→ Reading text:
By Andrew Malekoff© Published
February 7, 2018
Remembering without
awareness is a phrase I really like. It
suggests the retrieval of a memory that escapes conscious awareness.
Recently, I passed the 20-year mark
without either parent, and many more years without grandparents. One
grandmother, Annie, died before I was born. I was named after her. The other,
Jenny, died when I was too young to remember her. My grandfathers, Harry and
Joseph, died a few years later, still during my childhood years, but I have
memories of both of them.
Each had disabilities and prostheses.
Both of Grandpa Harry’s legs were amputated as the result of diabetes. Grandpa
Joe lost his eye as the result of a carpentry accident. Their disabilities were
never hidden from me. I went with my dad and Grandpa Harry when he had his
prosthetic legs fitted. Grandpa Joe
regularly took his eye out and showed it to me on request. I used to wonder if
I would have artificial parts when I got older.
In my first year of graduate school
in 1976, I was assigned to intern in a program called “Aged in Distress.” It was a crisis intervention program for
older people. I made home visits to people with physical and mental disabilities,
as well as one woman who was bedridden and terminally ill.
Although my primary interest in
becoming a social worker was to work with children and teenagers, I was
surprised at how much I liked working with older people. I was 25 at the time.
Thinking back, it shouldn’t have come as such a surprise to me. Sometime after
the internship,
I realized that I was remembering
without awareness the short time I had with my grandfathers.

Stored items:
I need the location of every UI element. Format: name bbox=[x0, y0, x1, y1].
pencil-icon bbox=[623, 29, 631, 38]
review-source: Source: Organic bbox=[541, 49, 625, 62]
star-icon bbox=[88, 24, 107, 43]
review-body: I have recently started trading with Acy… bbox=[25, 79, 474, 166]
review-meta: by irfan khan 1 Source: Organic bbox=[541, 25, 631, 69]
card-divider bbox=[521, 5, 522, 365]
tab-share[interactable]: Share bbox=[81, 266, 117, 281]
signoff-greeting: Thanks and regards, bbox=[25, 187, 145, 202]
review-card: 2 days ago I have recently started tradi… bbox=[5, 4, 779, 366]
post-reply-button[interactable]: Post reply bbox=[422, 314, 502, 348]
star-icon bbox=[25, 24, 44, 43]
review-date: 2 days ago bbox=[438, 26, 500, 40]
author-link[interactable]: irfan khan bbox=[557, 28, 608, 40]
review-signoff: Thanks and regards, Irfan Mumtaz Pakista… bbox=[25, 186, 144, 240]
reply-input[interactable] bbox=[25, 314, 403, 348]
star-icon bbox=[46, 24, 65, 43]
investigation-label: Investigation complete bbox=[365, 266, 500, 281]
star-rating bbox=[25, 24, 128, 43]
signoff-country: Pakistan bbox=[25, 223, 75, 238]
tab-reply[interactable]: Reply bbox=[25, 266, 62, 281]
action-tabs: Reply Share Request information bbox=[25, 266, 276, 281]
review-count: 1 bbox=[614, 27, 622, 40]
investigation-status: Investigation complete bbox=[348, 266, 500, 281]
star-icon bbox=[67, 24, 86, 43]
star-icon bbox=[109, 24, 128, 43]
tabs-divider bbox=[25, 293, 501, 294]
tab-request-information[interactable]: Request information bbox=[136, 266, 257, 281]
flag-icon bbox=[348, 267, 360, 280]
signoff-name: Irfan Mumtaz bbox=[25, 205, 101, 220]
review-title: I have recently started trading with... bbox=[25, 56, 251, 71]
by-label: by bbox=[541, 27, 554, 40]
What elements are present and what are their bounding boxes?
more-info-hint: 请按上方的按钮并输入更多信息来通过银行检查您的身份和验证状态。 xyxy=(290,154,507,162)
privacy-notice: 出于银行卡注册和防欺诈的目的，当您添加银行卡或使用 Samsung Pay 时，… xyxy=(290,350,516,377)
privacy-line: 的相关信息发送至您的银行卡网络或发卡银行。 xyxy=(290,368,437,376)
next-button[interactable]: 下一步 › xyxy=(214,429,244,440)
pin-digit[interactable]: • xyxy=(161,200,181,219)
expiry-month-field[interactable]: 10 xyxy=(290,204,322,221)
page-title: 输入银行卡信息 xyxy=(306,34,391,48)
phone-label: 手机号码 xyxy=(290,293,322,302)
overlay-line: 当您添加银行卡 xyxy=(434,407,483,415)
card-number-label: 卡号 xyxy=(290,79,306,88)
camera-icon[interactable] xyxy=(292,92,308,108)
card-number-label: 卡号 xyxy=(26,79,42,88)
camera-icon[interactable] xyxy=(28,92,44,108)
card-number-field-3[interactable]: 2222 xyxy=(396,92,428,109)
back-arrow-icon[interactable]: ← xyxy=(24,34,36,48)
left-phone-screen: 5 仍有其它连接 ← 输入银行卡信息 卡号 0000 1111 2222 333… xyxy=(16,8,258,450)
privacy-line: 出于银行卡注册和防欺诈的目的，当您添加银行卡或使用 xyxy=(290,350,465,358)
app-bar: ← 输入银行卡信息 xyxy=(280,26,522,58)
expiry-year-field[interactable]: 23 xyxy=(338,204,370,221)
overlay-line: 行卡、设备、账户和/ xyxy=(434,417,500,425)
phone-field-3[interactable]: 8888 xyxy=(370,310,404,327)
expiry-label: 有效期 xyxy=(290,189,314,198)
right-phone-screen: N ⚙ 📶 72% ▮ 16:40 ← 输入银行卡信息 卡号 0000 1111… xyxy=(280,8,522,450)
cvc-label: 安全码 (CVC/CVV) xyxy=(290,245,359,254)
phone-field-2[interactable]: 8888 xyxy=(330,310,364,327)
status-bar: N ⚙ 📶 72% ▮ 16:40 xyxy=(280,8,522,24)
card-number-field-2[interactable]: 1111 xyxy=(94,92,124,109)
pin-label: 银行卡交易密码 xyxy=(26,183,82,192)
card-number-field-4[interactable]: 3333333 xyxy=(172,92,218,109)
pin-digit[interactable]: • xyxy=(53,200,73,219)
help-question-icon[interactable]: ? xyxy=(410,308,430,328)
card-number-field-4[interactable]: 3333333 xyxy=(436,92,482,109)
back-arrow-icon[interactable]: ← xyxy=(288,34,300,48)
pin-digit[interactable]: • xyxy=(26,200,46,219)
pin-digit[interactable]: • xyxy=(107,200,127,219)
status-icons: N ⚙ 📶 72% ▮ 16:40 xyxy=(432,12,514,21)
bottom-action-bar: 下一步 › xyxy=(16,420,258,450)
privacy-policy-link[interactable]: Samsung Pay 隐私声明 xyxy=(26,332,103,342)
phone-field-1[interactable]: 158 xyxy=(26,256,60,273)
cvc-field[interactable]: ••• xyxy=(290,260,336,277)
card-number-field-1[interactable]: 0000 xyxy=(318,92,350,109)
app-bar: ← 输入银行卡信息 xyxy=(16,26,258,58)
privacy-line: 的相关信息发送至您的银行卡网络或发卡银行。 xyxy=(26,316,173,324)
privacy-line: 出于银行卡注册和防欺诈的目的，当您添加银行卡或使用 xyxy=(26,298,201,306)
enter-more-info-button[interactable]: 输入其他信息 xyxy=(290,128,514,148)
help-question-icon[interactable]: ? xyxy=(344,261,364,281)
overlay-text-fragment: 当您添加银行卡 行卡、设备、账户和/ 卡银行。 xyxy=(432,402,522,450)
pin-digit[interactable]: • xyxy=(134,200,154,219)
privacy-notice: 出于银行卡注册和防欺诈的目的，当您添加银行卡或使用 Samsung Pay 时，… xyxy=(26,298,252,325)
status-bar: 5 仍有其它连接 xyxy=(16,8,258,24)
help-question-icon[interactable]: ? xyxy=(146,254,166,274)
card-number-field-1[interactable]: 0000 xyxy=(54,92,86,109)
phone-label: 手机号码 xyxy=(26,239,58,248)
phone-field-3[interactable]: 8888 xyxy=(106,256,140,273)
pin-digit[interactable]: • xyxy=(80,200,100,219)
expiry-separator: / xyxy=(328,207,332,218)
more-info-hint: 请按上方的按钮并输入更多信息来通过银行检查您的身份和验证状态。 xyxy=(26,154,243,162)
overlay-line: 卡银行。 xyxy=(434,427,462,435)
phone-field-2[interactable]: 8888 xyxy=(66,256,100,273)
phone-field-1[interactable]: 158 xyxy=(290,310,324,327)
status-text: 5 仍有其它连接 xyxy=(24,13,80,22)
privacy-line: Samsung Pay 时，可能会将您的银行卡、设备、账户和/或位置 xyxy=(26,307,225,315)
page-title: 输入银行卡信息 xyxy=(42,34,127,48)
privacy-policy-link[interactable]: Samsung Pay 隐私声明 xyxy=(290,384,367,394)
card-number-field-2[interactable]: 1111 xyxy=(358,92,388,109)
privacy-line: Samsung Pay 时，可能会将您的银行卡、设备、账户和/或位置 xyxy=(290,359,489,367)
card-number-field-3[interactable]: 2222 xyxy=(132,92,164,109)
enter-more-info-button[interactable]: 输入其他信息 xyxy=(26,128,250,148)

→ Using the information:
a) Answer these questions using the essay about the writer's grandfathers:
(i) What caused the amputation of both of Grandpa Harry's legs?
(ii) In which year did the writer begin graduate school?
(iii) What was the name of the program to which the writer was assigned as an intern?
b) Write a continuation of the essay about the writer's grandfathers, starting after its final sentence.

→ Answers for each item:
a)
(i) Diabetes.
(ii) 1976.
(iii) "Aged in Distress."

b)
Now I know that my early memories and recollections, whether I am consciously aware of them or not, influence how I feel about and relate to others in the present. As a child who experienced my grandfathers’ lives and deaths, I wasn’t conscious of the fact back then that one day I would be dealing with my parents’ aging, illnesses and deaths.
My father had cancer and my mother
had heart and kidney problems. I traveled often from my home on Long Island to
New Jersey to help care for them, some of that time at the same hospital in
Newark where I was born in 1951.
One memorable evening—which also happens
to have involved artificial body parts—was the time my mother fell and was
taken to the hospital. She called me at 2 a.m. and said, “Andy, will you bring
my Polident to the hospital?” Broken arm
and bruised face, all she could think about was what she needed to keep her
dentures in place so that she would look good.
I took the 90-minute drive from Long
Beach to Newark at 2:30 am, retrieved her tooth powder from the medicine
cabinet in her home, headed to Beth Israel hospital, spent a few hours with her
and drove back to Long Island with enough time to make it to my office for
work.
Although the trip was inconvenient, I was
aware all along that one good turn deserves another.
Both my mother and father
took time caring for their parents when they aged while also caring for me and
my brother. It is these kinds of life lessons that seep into your unconscious
and define the person you become, with many generations to thank.